Exercise details
Using the data below, gather each line that includes the word "kterých".

(Items from a data source)

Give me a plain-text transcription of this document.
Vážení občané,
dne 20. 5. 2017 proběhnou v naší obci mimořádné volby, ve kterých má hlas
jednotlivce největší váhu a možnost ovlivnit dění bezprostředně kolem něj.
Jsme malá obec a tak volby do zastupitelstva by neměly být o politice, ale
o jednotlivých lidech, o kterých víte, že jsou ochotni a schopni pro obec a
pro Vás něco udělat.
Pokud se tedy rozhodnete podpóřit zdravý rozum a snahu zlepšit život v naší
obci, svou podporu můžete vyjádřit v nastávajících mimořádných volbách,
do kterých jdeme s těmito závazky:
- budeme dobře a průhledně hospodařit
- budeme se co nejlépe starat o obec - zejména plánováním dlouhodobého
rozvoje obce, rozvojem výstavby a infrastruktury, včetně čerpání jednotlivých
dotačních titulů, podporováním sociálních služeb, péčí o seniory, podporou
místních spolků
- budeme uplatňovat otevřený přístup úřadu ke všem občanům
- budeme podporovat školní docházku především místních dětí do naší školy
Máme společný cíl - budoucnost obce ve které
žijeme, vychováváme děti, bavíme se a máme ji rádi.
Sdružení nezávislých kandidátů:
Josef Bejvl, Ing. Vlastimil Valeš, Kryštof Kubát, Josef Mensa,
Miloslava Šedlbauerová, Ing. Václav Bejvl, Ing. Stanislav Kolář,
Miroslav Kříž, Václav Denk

Task solution
dne 20. 5. 2017 proběhnou v naší obci mimořádné volby, ve kterých má hlas
o jednotlivých lidech, o kterých víte, že jsou ochotni a schopni pro obec a
do kterých jdeme s těmito závazky:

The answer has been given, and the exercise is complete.